* [TASK INSTRUCTIONS]: Write the entries out again exactly as they stand, but without the pictures.
_ _ _ _ _
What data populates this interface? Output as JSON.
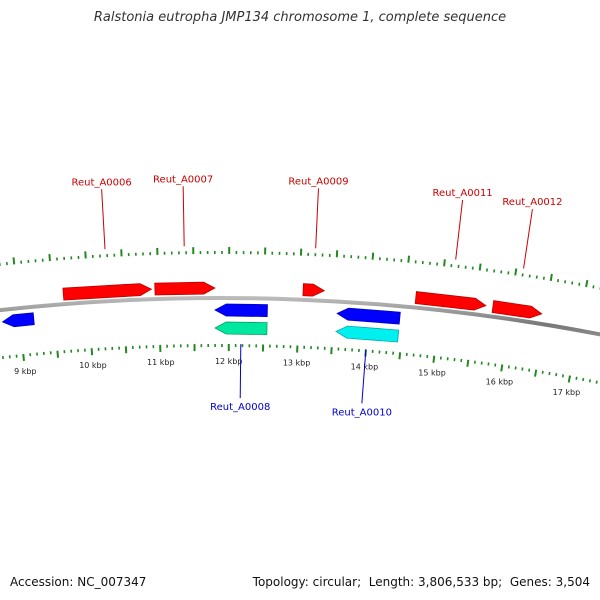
{
  "title": "Ralstonia eutropha JMP134 chromosome 1, complete sequence",
  "footer": {
    "accession_label": "Accession:",
    "accession": "NC_007347",
    "topology_label": "Topology:",
    "topology": "circular",
    "length_label": "Length:",
    "length": "3,806,533 bp",
    "genes_label": "Genes:",
    "genes": "3,504"
  },
  "colors": {
    "forward_gene": "#ff0000",
    "reverse_gene": "#0000ff",
    "reverse_gene_alt": "#00e8a0",
    "reverse_gene_alt2": "#00f0f0",
    "tick": "#228822",
    "backbone": "#888888",
    "forward_label": "#cc0000",
    "reverse_label": "#0000cc"
  },
  "scale_labels": [
    "9 kbp",
    "10 kbp",
    "11 kbp",
    "12 kbp",
    "13 kbp",
    "14 kbp",
    "15 kbp",
    "16 kbp",
    "17 kbp"
  ],
  "scale_kbp": [
    9,
    10,
    11,
    12,
    13,
    14,
    15,
    16,
    17
  ],
  "forward_genes": [
    {
      "label": "Reut_A0006",
      "start_kbp": 9.65,
      "end_kbp": 10.9,
      "labeled": true
    },
    {
      "label": "Reut_A0007",
      "start_kbp": 10.95,
      "end_kbp": 11.8,
      "labeled": true
    },
    {
      "label": "Reut_A0009",
      "start_kbp": 13.05,
      "end_kbp": 13.35,
      "labeled": true
    },
    {
      "label": "Reut_A0011",
      "start_kbp": 14.65,
      "end_kbp": 15.65,
      "labeled": true
    },
    {
      "label": "Reut_A0012",
      "start_kbp": 15.75,
      "end_kbp": 16.45,
      "labeled": true
    }
  ],
  "reverse_genes": [
    {
      "label": "",
      "start_kbp": 8.75,
      "end_kbp": 9.2,
      "lane": 0,
      "color": "#0000ff",
      "labeled": false
    },
    {
      "label": "",
      "start_kbp": 11.8,
      "end_kbp": 12.55,
      "lane": 0,
      "color": "#0000ff",
      "labeled": false
    },
    {
      "label": "Reut_A0008",
      "start_kbp": 11.8,
      "end_kbp": 12.55,
      "lane": 1,
      "color": "#00e8a0",
      "labeled": true
    },
    {
      "label": "",
      "start_kbp": 13.55,
      "end_kbp": 14.45,
      "lane": 0,
      "color": "#0000ff",
      "labeled": false
    },
    {
      "label": "Reut_A0010",
      "start_kbp": 13.55,
      "end_kbp": 14.45,
      "lane": 1,
      "color": "#00f0f0",
      "labeled": true
    }
  ]
}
_ _ _ _ _
* [RESULT OF THIS EXERCISE]:
What data populates this interface? Output as JSON.
{
  "title": "Ralstonia eutropha JMP134 chromosome 1, complete sequence",
  "footer": {
    "accession_label": "Accession:",
    "accession": "NC_007347",
    "topology_label": "Topology:",
    "topology": "circular",
    "length_label": "Length:",
    "length": "3,806,533 bp",
    "genes_label": "Genes:",
    "genes": "3,504"
  },
  "colors": {
    "forward_gene": "#ff0000",
    "reverse_gene": "#0000ff",
    "reverse_gene_alt": "#00e8a0",
    "reverse_gene_alt2": "#00f0f0",
    "tick": "#228822",
    "backbone": "#888888",
    "forward_label": "#cc0000",
    "reverse_label": "#0000cc"
  },
  "scale_labels": [
    "9 kbp",
    "10 kbp",
    "11 kbp",
    "12 kbp",
    "13 kbp",
    "14 kbp",
    "15 kbp",
    "16 kbp",
    "17 kbp"
  ],
  "scale_kbp": [
    9,
    10,
    11,
    12,
    13,
    14,
    15,
    16,
    17
  ],
  "forward_genes": [
    {
      "label": "Reut_A0006",
      "start_kbp": 9.65,
      "end_kbp": 10.9,
      "labeled": true
    },
    {
      "label": "Reut_A0007",
      "start_kbp": 10.95,
      "end_kbp": 11.8,
      "labeled": true
    },
    {
      "label": "Reut_A0009",
      "start_kbp": 13.05,
      "end_kbp": 13.35,
      "labeled": true
    },
    {
      "label": "Reut_A0011",
      "start_kbp": 14.65,
      "end_kbp": 15.65,
      "labeled": true
    },
    {
      "label": "Reut_A0012",
      "start_kbp": 15.75,
      "end_kbp": 16.45,
      "labeled": true
    }
  ],
  "reverse_genes": [
    {
      "label": "",
      "start_kbp": 8.75,
      "end_kbp": 9.2,
      "lane": 0,
      "color": "#0000ff",
      "labeled": false
    },
    {
      "label": "",
      "start_kbp": 11.8,
      "end_kbp": 12.55,
      "lane": 0,
      "color": "#0000ff",
      "labeled": false
    },
    {
      "label": "Reut_A0008",
      "start_kbp": 11.8,
      "end_kbp": 12.55,
      "lane": 1,
      "color": "#00e8a0",
      "labeled": true
    },
    {
      "label": "",
      "start_kbp": 13.55,
      "end_kbp": 14.45,
      "lane": 0,
      "color": "#0000ff",
      "labeled": false
    },
    {
      "label": "Reut_A0010",
      "start_kbp": 13.55,
      "end_kbp": 14.45,
      "lane": 1,
      "color": "#00f0f0",
      "labeled": true
    }
  ]
}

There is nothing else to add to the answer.